■ Written instruction ■
Pictures stay out; everything else in the records below is copied exactly.

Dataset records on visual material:
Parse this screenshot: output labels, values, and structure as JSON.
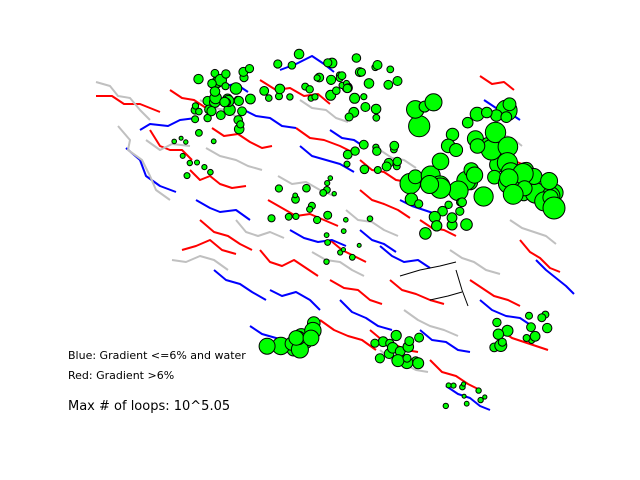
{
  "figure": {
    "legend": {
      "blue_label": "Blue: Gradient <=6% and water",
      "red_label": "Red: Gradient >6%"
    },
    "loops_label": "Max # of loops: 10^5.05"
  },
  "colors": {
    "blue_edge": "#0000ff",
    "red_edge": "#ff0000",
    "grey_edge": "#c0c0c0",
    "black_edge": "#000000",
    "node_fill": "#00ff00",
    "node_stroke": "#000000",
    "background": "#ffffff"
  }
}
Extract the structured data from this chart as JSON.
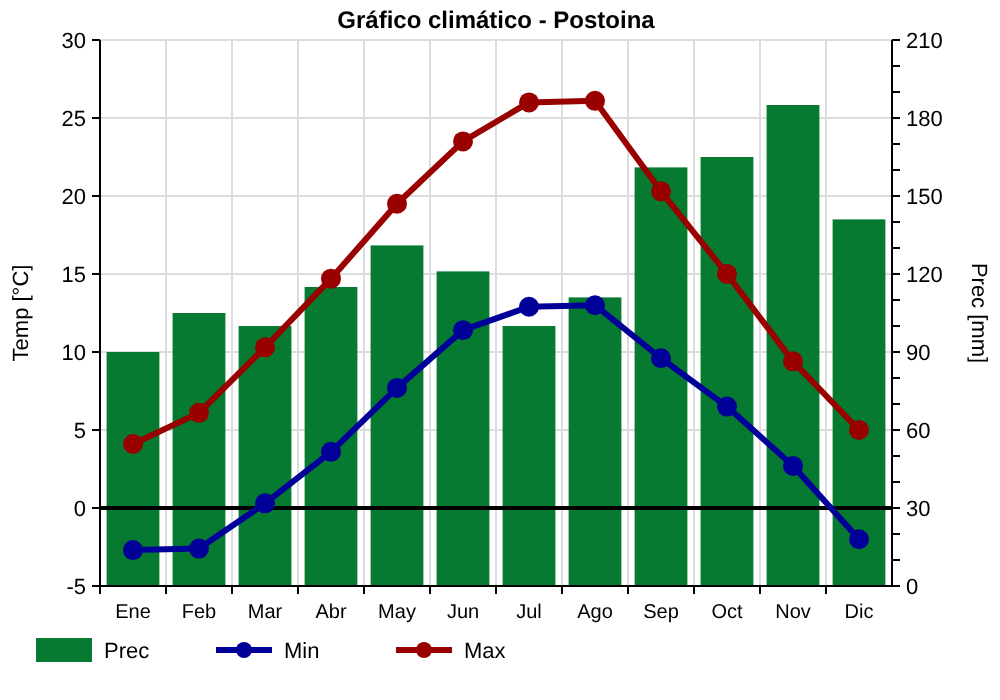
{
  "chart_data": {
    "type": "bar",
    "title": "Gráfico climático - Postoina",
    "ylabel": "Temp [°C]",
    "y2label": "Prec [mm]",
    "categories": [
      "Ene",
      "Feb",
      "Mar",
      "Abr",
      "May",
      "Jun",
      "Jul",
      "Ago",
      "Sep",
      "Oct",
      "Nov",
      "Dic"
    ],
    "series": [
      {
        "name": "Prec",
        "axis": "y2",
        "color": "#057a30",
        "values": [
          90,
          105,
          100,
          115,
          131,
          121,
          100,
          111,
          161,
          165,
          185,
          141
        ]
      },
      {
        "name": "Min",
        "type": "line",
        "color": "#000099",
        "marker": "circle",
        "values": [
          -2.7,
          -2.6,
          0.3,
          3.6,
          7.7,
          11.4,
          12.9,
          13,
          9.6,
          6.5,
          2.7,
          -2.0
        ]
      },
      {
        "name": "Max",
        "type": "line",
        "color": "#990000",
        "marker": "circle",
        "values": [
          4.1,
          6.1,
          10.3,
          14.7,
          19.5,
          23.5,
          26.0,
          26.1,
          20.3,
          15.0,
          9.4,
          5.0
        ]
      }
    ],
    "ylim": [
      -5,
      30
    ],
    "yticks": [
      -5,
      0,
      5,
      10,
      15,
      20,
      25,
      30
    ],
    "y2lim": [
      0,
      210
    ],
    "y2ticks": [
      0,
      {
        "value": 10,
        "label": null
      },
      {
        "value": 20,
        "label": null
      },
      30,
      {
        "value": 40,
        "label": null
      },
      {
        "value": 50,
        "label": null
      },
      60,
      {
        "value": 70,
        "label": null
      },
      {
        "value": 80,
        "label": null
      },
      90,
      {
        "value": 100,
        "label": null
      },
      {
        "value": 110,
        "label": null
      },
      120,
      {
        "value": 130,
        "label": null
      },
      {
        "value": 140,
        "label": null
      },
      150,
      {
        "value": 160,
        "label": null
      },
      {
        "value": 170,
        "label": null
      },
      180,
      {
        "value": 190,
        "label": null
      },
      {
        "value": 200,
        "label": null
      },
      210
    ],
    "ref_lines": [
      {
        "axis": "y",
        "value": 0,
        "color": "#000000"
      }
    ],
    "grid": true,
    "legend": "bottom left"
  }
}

■ Result below ■
Parse this screenshot: output labels, values, and structure as JSON.
{
  "figure": {
    "legend": {
      "blue_label": "Blue: Gradient <=6% and water",
      "red_label": "Red: Gradient >6%"
    },
    "loops_label": "Max # of loops: 10^5.05"
  },
  "colors": {
    "blue_edge": "#0000ff",
    "red_edge": "#ff0000",
    "grey_edge": "#c0c0c0",
    "black_edge": "#000000",
    "node_fill": "#00ff00",
    "node_stroke": "#000000",
    "background": "#ffffff"
  }
}
Extract the structured data from this chart as JSON.
{
  "chart_data": {
    "type": "bar",
    "title": "Gráfico climático - Postoina",
    "ylabel": "Temp [°C]",
    "y2label": "Prec [mm]",
    "categories": [
      "Ene",
      "Feb",
      "Mar",
      "Abr",
      "May",
      "Jun",
      "Jul",
      "Ago",
      "Sep",
      "Oct",
      "Nov",
      "Dic"
    ],
    "series": [
      {
        "name": "Prec",
        "axis": "y2",
        "color": "#057a30",
        "values": [
          90,
          105,
          100,
          115,
          131,
          121,
          100,
          111,
          161,
          165,
          185,
          141
        ]
      },
      {
        "name": "Min",
        "type": "line",
        "color": "#000099",
        "marker": "circle",
        "values": [
          -2.7,
          -2.6,
          0.3,
          3.6,
          7.7,
          11.4,
          12.9,
          13,
          9.6,
          6.5,
          2.7,
          -2.0
        ]
      },
      {
        "name": "Max",
        "type": "line",
        "color": "#990000",
        "marker": "circle",
        "values": [
          4.1,
          6.1,
          10.3,
          14.7,
          19.5,
          23.5,
          26.0,
          26.1,
          20.3,
          15.0,
          9.4,
          5.0
        ]
      }
    ],
    "ylim": [
      -5,
      30
    ],
    "yticks": [
      -5,
      0,
      5,
      10,
      15,
      20,
      25,
      30
    ],
    "y2lim": [
      0,
      210
    ],
    "y2ticks": [
      0,
      {
        "value": 10,
        "label": null
      },
      {
        "value": 20,
        "label": null
      },
      30,
      {
        "value": 40,
        "label": null
      },
      {
        "value": 50,
        "label": null
      },
      60,
      {
        "value": 70,
        "label": null
      },
      {
        "value": 80,
        "label": null
      },
      90,
      {
        "value": 100,
        "label": null
      },
      {
        "value": 110,
        "label": null
      },
      120,
      {
        "value": 130,
        "label": null
      },
      {
        "value": 140,
        "label": null
      },
      150,
      {
        "value": 160,
        "label": null
      },
      {
        "value": 170,
        "label": null
      },
      180,
      {
        "value": 190,
        "label": null
      },
      {
        "value": 200,
        "label": null
      },
      210
    ],
    "ref_lines": [
      {
        "axis": "y",
        "value": 0,
        "color": "#000000"
      }
    ],
    "grid": true,
    "legend": "bottom left"
  }
}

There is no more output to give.